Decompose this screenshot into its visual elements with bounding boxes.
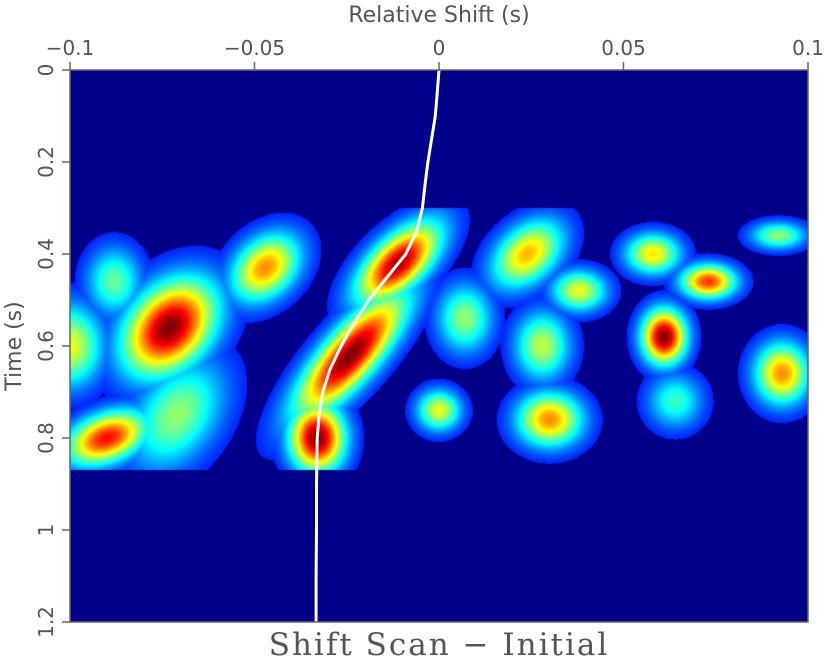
picked-shift-curve — [314, 69, 441, 622]
y-tick-label: 0 — [34, 64, 58, 77]
y-tick-label: 1.2 — [34, 606, 58, 638]
chart-title: Shift Scan − Initial — [269, 627, 610, 663]
x-tick-label: 0.05 — [601, 36, 646, 60]
heatmap-image — [70, 70, 808, 622]
x-tick-label: 0.1 — [792, 36, 824, 60]
y-tick-label: 0.4 — [34, 238, 58, 270]
y-axis-title: Time (s) — [2, 301, 27, 391]
y-tick-label: 0.2 — [34, 146, 58, 178]
plot-area — [69, 69, 809, 623]
y-axis-ticks: 0 0.2 0.4 0.6 0.8 1 1.2 — [34, 64, 70, 638]
x-tick-label: 0 — [433, 36, 446, 60]
y-tick-label: 0.6 — [34, 330, 58, 362]
x-tick-label: −0.1 — [46, 36, 95, 60]
y-tick-label: 0.8 — [34, 422, 58, 454]
x-axis-title: Relative Shift (s) — [348, 3, 529, 28]
x-tick-label: −0.05 — [224, 36, 285, 60]
x-axis-ticks: −0.1 −0.05 0 0.05 0.1 — [46, 36, 824, 70]
y-tick-label: 1 — [34, 524, 58, 537]
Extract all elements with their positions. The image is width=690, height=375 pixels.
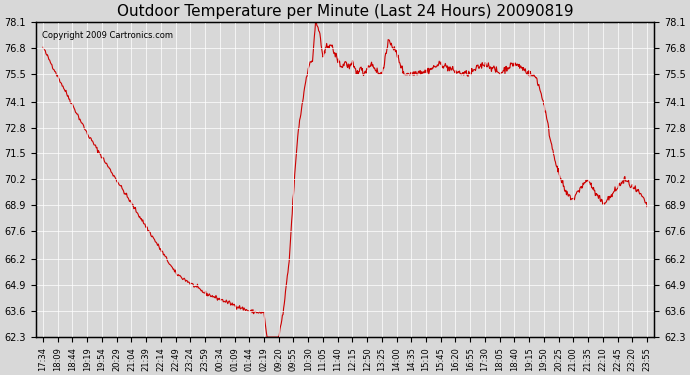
Text: Copyright 2009 Cartronics.com: Copyright 2009 Cartronics.com <box>42 31 172 40</box>
Title: Outdoor Temperature per Minute (Last 24 Hours) 20090819: Outdoor Temperature per Minute (Last 24 … <box>117 4 573 19</box>
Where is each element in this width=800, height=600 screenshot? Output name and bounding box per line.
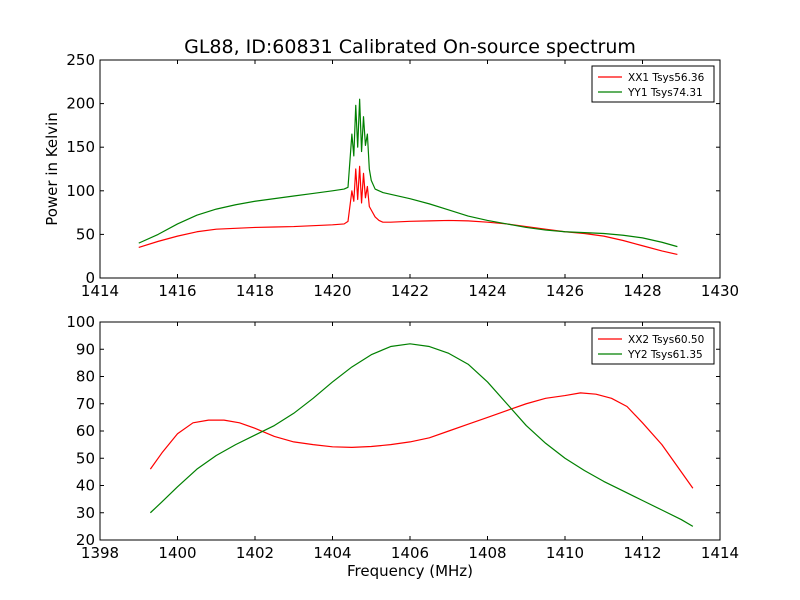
- series-line-2-1: [149, 392, 694, 489]
- plot-top: 1414 1416 1418 1420 1422 1424 1426 1428 1430 0 50 1…: [43, 51, 739, 300]
- x-tick-label: 1406: [391, 544, 429, 562]
- x-tick-label: 1428: [623, 282, 661, 300]
- x-tick-label: 1422: [391, 282, 429, 300]
- x-tick-label: 1398: [81, 544, 119, 562]
- y-tick-label: 30: [76, 504, 95, 522]
- y-tick-label: 50: [76, 449, 95, 467]
- figure-title: GL88, ID:60831 Calibrated On-source spec…: [184, 36, 636, 58]
- legend-entry: XX1 Tsys56.36: [628, 72, 705, 84]
- x-tick-label: 1412: [623, 544, 661, 562]
- series-line-1-2: [138, 98, 678, 248]
- x-tick-label: 1416: [158, 282, 196, 300]
- x-tick-label: 1410: [546, 544, 584, 562]
- y-tick-label: 90: [76, 340, 95, 358]
- x-tick-label: 1424: [468, 282, 506, 300]
- y-tick-label: 150: [66, 138, 95, 156]
- x-tick-label: 1414: [81, 282, 119, 300]
- x-tick-label: 1408: [468, 544, 506, 562]
- y-tick-label: 200: [66, 95, 95, 113]
- y-tick-label: 80: [76, 368, 95, 386]
- y-tick-label: 20: [76, 531, 95, 549]
- y-axis-label: Power in Kelvin: [43, 112, 61, 226]
- series-line-1-1: [138, 165, 678, 256]
- y-tick-label: 100: [66, 313, 95, 331]
- y-tick-label: 100: [66, 182, 95, 200]
- y-tick-label: 0: [85, 269, 95, 287]
- x-tick-label: 1404: [313, 544, 351, 562]
- legend-entry: XX2 Tsys60.50: [628, 334, 704, 346]
- series-line-2-2: [149, 343, 694, 527]
- x-tick-label: 1414: [701, 544, 739, 562]
- y-tick-label: 40: [76, 477, 95, 495]
- y-tick-label: 50: [76, 225, 95, 243]
- legend-box: [591, 327, 715, 365]
- x-tick-label: 1418: [236, 282, 274, 300]
- x-tick-label: 1430: [701, 282, 739, 300]
- x-tick-label: 1400: [158, 544, 196, 562]
- x-tick-label: 1402: [236, 544, 274, 562]
- y-tick-label: 60: [76, 422, 95, 440]
- x-tick-label: 1420: [313, 282, 351, 300]
- plot-bottom: 1398 1400 1402 1404 1406 1408 1410 1412 1414 20 30…: [66, 313, 739, 580]
- x-tick-label: 1426: [546, 282, 584, 300]
- legend-entry: YY2 Tsys61.35: [627, 349, 703, 361]
- x-axis-label: Frequency (MHz): [347, 562, 473, 580]
- y-tick-label: 250: [66, 51, 95, 69]
- legend-box: [591, 65, 715, 103]
- legend-entry: YY1 Tsys74.31: [627, 87, 703, 99]
- y-tick-label: 70: [76, 395, 95, 413]
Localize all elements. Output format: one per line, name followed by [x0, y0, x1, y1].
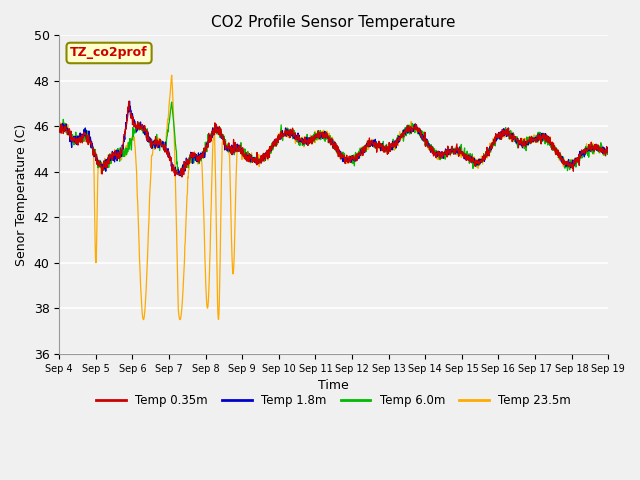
Legend: Temp 0.35m, Temp 1.8m, Temp 6.0m, Temp 23.5m: Temp 0.35m, Temp 1.8m, Temp 6.0m, Temp 2… [92, 389, 575, 411]
Title: CO2 Profile Sensor Temperature: CO2 Profile Sensor Temperature [211, 15, 456, 30]
X-axis label: Time: Time [318, 379, 349, 392]
Y-axis label: Senor Temperature (C): Senor Temperature (C) [15, 123, 28, 266]
Text: TZ_co2prof: TZ_co2prof [70, 47, 148, 60]
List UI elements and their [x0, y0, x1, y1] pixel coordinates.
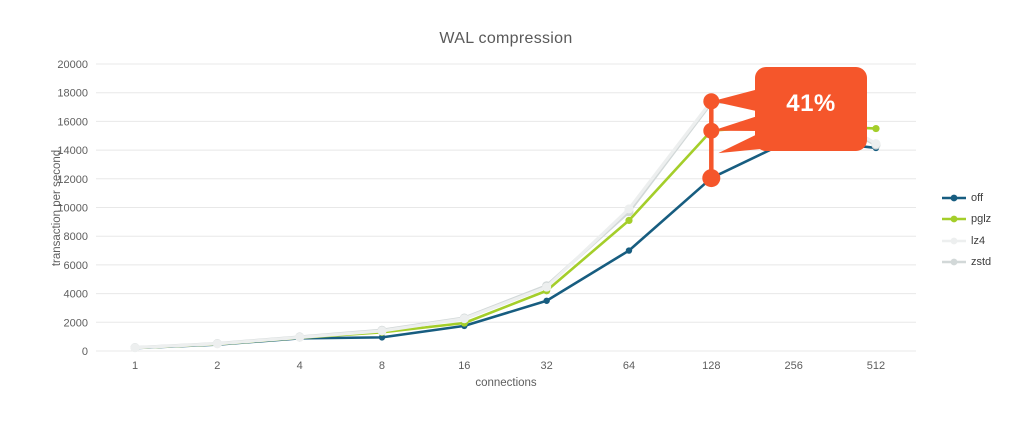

_Brief_
Copy all of the items above line for line, leaving out the pictures.

_Output for this exercise_
Decompose this screenshot into its visual elements with bounding boxes.
picked-shift-curve — [314, 69, 441, 622]
y-tick-label: 0 — [34, 64, 58, 77]
y-tick-label: 1.2 — [34, 606, 58, 638]
chart-title: Shift Scan − Initial — [269, 627, 610, 663]
x-tick-label: 0.05 — [601, 36, 646, 60]
heatmap-image — [70, 70, 808, 622]
x-tick-label: 0.1 — [792, 36, 824, 60]
y-tick-label: 0.4 — [34, 238, 58, 270]
y-axis-title: Time (s) — [2, 301, 27, 391]
y-tick-label: 0.2 — [34, 146, 58, 178]
plot-area — [69, 69, 809, 623]
y-axis-ticks: 0 0.2 0.4 0.6 0.8 1 1.2 — [34, 64, 70, 638]
x-tick-label: 0 — [433, 36, 446, 60]
y-tick-label: 0.6 — [34, 330, 58, 362]
x-tick-label: −0.1 — [46, 36, 95, 60]
y-tick-label: 0.8 — [34, 422, 58, 454]
x-axis-title: Relative Shift (s) — [348, 3, 529, 28]
x-tick-label: −0.05 — [224, 36, 285, 60]
x-axis-ticks: −0.1 −0.05 0 0.05 0.1 — [46, 36, 824, 70]
y-tick-label: 1 — [34, 524, 58, 537]
Extract all elements with their positions. The image is width=690, height=375 pixels.
Text: Copyright 2009 Cartronics.com: Copyright 2009 Cartronics.com <box>42 31 172 40</box>
Title: Outdoor Temperature per Minute (Last 24 Hours) 20090819: Outdoor Temperature per Minute (Last 24 … <box>117 4 573 19</box>
Where is each element in this width=800, height=600 screenshot? Output name and bounding box per line.
- series-line-2-1: [149, 392, 694, 489]
- plot-top: 1414 1416 1418 1420 1422 1424 1426 1428 1430 0 50 1…: [43, 51, 739, 300]
- x-tick-label: 1406: [391, 544, 429, 562]
- x-tick-label: 1428: [623, 282, 661, 300]
- x-tick-label: 1422: [391, 282, 429, 300]
- x-tick-label: 1398: [81, 544, 119, 562]
- y-tick-label: 30: [76, 504, 95, 522]
- y-tick-label: 50: [76, 449, 95, 467]
- figure-title: GL88, ID:60831 Calibrated On-source spec…: [184, 36, 636, 58]
- legend-entry: XX1 Tsys56.36: [628, 72, 705, 84]
- x-tick-label: 1412: [623, 544, 661, 562]
- series-line-1-2: [138, 98, 678, 248]
- x-tick-label: 1416: [158, 282, 196, 300]
- x-tick-label: 1410: [546, 544, 584, 562]
- y-tick-label: 90: [76, 340, 95, 358]
- x-tick-label: 1424: [468, 282, 506, 300]
- y-tick-label: 150: [66, 138, 95, 156]
- x-tick-label: 1414: [81, 282, 119, 300]
- x-tick-label: 1408: [468, 544, 506, 562]
- y-tick-label: 200: [66, 95, 95, 113]
- y-tick-label: 80: [76, 368, 95, 386]
- y-tick-label: 20: [76, 531, 95, 549]
- y-axis-label: Power in Kelvin: [43, 112, 61, 226]
- series-line-1-1: [138, 165, 678, 256]
- y-tick-label: 100: [66, 313, 95, 331]
- y-tick-label: 100: [66, 182, 95, 200]
- y-tick-label: 0: [85, 269, 95, 287]
- x-tick-label: 1404: [313, 544, 351, 562]
- legend-entry: XX2 Tsys60.50: [628, 334, 704, 346]
- series-line-2-2: [149, 343, 694, 527]
- x-tick-label: 1414: [701, 544, 739, 562]
- y-tick-label: 40: [76, 477, 95, 495]
- y-tick-label: 50: [76, 225, 95, 243]
- legend-box: [591, 327, 715, 365]
- x-tick-label: 1418: [236, 282, 274, 300]
- x-tick-label: 1430: [701, 282, 739, 300]
- x-tick-label: 1400: [158, 544, 196, 562]
- x-tick-label: 1402: [236, 544, 274, 562]
- y-tick-label: 60: [76, 422, 95, 440]
- x-tick-label: 1420: [313, 282, 351, 300]
- plot-bottom: 1398 1400 1402 1404 1406 1408 1410 1412 1414 20 30…: [66, 313, 739, 580]
- x-tick-label: 1426: [546, 282, 584, 300]
- legend-entry: YY2 Tsys61.35: [627, 349, 703, 361]
- x-axis-label: Frequency (MHz): [347, 562, 473, 580]
- y-tick-label: 250: [66, 51, 95, 69]
- legend-box: [591, 65, 715, 103]
- legend-entry: YY1 Tsys74.31: [627, 87, 703, 99]
- y-tick-label: 70: [76, 395, 95, 413]
Localize all elements. Output format: one per line, name followed by [x0, y0, x1, y1].
Legend: Temp 0.35m, Temp 1.8m, Temp 6.0m, Temp 23.5m: Temp 0.35m, Temp 1.8m, Temp 6.0m, Temp 2… [92, 389, 575, 411]
Title: CO2 Profile Sensor Temperature: CO2 Profile Sensor Temperature [211, 15, 456, 30]
X-axis label: Time: Time [318, 379, 349, 392]
Y-axis label: Senor Temperature (C): Senor Temperature (C) [15, 123, 28, 266]
Text: TZ_co2prof: TZ_co2prof [70, 47, 148, 60]
List UI elements and their [x0, y0, x1, y1] pixel coordinates.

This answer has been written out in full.